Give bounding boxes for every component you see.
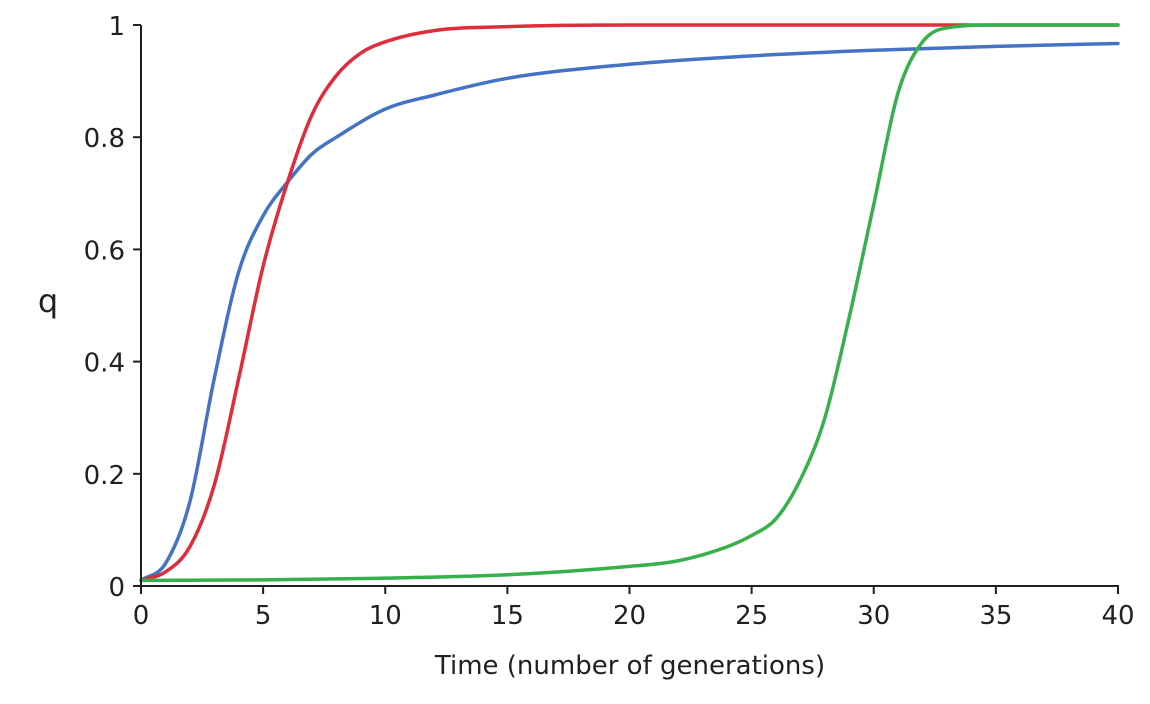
x-tick-label: 40 <box>1101 601 1134 631</box>
series-layer <box>139 23 1120 583</box>
ticks: 0 5 10 15 20 25 30 35 40 0 0.2 0.4 0.6 0.8 1 <box>84 12 1135 631</box>
y-tick-label: 0.2 <box>84 461 125 491</box>
x-tick-label: 20 <box>613 601 646 631</box>
x-tick-label: 30 <box>857 601 890 631</box>
x-tick-label: 35 <box>979 601 1012 631</box>
y-axis-label: q <box>38 282 58 320</box>
y-tick-label: 0.4 <box>84 349 125 379</box>
y-tick-label: 0 <box>108 573 125 603</box>
series-line-2 <box>139 23 1120 583</box>
x-tick-label: 5 <box>255 601 272 631</box>
series-line-1 <box>139 23 1120 583</box>
x-tick-label: 25 <box>735 601 768 631</box>
x-tick-label: 10 <box>369 601 402 631</box>
y-tick-label: 1 <box>108 12 125 42</box>
x-tick-label: 15 <box>491 601 524 631</box>
series-line-0 <box>139 41 1120 583</box>
y-tick-label: 0.6 <box>84 236 125 266</box>
y-tick-label: 0.8 <box>84 124 125 154</box>
x-axis-label: Time (number of generations) <box>434 651 825 681</box>
x-tick-label: 0 <box>133 601 150 631</box>
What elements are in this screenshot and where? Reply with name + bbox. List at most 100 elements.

──────────────────────────────

▶ **REQUIREMENT**
Repeat every row above verbatim, leaving out the pictures.

▶ **WRITTEN ANSWER**
Give bounding boxes for every component you see.
x-tick-label: 40 <box>1101 601 1134 631</box>
series-layer <box>139 23 1120 583</box>
ticks: 0 5 10 15 20 25 30 35 40 0 0.2 0.4 0.6 0.8 1 <box>84 12 1135 631</box>
y-tick-label: 0.2 <box>84 461 125 491</box>
x-tick-label: 20 <box>613 601 646 631</box>
x-tick-label: 30 <box>857 601 890 631</box>
x-tick-label: 35 <box>979 601 1012 631</box>
y-axis-label: q <box>38 282 58 320</box>
y-tick-label: 0.4 <box>84 349 125 379</box>
y-tick-label: 0 <box>108 573 125 603</box>
series-line-2 <box>139 23 1120 583</box>
x-tick-label: 5 <box>255 601 272 631</box>
series-line-1 <box>139 23 1120 583</box>
x-tick-label: 25 <box>735 601 768 631</box>
x-tick-label: 10 <box>369 601 402 631</box>
y-tick-label: 1 <box>108 12 125 42</box>
x-tick-label: 15 <box>491 601 524 631</box>
series-line-0 <box>139 41 1120 583</box>
y-tick-label: 0.6 <box>84 236 125 266</box>
y-tick-label: 0.8 <box>84 124 125 154</box>
x-axis-label: Time (number of generations) <box>434 651 825 681</box>
x-tick-label: 0 <box>133 601 150 631</box>
What elements are in this screenshot and where? Reply with name + bbox. List at most 100 elements.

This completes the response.